◆ Task requirements ◆
Answer with a bare number: the count of lines in the data below that contain the word "visas".

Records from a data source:
◆ ◆ ◆ ◆ ◆ ◆ ◆
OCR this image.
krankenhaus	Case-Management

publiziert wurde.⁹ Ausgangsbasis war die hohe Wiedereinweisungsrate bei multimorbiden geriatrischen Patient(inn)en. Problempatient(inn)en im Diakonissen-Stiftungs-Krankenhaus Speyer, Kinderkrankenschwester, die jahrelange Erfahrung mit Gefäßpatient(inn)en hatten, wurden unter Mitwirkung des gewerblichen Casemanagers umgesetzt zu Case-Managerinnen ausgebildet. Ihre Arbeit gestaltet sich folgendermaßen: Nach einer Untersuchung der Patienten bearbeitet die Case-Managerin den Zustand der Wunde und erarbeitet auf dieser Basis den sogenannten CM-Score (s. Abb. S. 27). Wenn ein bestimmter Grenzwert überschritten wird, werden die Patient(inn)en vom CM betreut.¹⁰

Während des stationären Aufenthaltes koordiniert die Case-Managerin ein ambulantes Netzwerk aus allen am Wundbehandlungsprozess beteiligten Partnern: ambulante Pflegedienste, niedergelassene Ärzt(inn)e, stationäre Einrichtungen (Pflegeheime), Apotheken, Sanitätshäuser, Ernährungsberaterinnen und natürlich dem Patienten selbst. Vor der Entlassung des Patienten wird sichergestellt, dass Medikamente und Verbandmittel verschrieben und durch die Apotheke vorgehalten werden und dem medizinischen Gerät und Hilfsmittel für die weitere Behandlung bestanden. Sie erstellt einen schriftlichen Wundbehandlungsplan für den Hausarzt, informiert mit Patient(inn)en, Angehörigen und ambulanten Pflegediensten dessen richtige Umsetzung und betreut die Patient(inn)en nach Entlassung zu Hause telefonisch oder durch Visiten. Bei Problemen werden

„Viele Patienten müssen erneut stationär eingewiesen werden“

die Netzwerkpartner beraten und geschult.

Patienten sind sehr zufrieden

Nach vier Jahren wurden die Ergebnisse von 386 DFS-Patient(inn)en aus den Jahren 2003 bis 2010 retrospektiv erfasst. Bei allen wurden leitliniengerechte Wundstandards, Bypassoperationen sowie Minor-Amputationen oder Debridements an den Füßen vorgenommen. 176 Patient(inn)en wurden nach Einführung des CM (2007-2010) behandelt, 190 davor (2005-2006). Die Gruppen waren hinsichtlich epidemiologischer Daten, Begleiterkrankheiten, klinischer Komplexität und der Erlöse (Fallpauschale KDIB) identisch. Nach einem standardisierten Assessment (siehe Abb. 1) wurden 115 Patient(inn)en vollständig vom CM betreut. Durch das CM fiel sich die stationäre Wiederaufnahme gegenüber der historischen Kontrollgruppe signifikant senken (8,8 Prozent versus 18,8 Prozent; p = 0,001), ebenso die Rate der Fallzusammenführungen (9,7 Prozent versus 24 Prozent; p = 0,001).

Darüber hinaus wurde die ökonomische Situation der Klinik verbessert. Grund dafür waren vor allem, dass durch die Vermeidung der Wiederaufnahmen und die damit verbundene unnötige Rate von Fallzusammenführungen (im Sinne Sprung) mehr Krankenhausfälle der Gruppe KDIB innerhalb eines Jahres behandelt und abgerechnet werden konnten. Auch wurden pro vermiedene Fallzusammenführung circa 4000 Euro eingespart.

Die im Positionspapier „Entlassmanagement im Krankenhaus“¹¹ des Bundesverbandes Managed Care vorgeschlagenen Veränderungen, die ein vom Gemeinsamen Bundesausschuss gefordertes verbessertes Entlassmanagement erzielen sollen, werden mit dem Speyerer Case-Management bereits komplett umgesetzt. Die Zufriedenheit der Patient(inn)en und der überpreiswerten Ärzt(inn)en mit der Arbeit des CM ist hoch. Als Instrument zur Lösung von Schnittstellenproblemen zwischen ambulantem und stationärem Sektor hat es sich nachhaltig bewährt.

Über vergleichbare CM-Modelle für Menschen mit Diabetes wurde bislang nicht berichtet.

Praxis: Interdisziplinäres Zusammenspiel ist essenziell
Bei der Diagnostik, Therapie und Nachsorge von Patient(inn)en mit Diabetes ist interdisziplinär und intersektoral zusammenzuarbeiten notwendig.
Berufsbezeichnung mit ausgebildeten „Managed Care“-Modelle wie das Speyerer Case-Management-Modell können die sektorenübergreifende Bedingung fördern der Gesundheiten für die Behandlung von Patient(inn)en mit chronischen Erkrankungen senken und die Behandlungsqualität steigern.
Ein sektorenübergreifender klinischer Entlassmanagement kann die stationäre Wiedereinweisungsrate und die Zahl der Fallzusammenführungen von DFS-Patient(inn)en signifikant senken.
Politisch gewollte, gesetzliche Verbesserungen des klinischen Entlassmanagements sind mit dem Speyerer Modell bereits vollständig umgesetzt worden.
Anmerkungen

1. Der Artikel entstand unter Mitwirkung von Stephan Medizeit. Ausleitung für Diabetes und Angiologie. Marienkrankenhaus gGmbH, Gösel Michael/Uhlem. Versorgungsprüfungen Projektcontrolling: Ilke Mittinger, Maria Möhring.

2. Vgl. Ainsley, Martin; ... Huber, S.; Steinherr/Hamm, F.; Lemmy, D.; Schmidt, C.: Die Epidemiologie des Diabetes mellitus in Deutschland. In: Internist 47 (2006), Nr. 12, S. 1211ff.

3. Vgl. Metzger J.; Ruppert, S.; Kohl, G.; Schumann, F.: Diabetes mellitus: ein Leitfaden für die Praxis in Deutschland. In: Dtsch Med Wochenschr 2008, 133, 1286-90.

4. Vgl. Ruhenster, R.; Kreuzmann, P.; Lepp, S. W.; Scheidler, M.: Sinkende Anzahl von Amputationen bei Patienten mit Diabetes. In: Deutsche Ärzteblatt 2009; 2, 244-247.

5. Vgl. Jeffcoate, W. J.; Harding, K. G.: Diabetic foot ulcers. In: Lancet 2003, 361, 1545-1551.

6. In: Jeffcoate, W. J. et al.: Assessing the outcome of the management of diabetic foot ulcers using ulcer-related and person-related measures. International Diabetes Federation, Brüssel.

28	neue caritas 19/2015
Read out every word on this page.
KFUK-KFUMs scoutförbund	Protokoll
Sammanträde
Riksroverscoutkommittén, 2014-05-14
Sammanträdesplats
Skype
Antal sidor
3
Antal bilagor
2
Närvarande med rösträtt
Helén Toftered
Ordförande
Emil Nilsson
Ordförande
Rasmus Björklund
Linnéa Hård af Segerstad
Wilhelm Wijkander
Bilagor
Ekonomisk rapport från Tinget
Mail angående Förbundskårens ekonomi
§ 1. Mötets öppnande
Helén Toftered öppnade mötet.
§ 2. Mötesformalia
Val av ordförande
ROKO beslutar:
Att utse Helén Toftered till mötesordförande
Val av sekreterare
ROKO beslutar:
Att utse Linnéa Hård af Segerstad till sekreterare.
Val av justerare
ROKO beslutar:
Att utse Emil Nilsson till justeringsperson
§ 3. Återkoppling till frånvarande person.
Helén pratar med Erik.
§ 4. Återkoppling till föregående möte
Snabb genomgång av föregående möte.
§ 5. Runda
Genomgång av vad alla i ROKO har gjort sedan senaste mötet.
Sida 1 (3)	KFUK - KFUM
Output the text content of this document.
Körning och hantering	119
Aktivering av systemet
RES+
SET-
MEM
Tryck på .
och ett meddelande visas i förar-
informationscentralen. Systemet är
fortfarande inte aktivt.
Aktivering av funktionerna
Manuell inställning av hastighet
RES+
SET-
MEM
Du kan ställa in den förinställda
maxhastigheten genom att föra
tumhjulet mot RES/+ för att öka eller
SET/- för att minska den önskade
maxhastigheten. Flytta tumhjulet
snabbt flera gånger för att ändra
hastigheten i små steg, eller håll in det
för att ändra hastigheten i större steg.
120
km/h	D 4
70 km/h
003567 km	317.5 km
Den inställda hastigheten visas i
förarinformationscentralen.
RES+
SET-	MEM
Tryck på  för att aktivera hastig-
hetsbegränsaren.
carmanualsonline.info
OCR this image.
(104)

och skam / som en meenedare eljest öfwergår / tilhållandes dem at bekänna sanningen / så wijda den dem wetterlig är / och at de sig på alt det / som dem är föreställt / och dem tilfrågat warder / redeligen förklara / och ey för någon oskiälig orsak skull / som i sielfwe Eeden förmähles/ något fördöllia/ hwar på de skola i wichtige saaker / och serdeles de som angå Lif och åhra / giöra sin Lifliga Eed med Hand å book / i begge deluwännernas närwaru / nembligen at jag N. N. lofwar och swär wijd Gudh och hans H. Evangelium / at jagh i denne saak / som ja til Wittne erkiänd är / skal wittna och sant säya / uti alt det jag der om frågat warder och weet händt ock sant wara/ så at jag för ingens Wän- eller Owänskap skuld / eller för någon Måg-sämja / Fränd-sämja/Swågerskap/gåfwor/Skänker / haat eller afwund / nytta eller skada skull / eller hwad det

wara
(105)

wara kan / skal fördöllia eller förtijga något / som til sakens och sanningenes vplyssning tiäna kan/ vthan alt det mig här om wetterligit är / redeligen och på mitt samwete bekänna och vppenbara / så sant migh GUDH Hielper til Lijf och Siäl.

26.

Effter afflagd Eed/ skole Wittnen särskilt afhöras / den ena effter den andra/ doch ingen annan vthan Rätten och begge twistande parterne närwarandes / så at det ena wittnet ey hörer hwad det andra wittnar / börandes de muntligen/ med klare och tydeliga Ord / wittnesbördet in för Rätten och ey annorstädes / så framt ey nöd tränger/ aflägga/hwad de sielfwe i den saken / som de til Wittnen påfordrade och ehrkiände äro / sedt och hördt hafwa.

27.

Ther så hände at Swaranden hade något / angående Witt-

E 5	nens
◆ ◆ ◆ ◆ ◆ ◆ ◆
◆ Exercise output ◆
2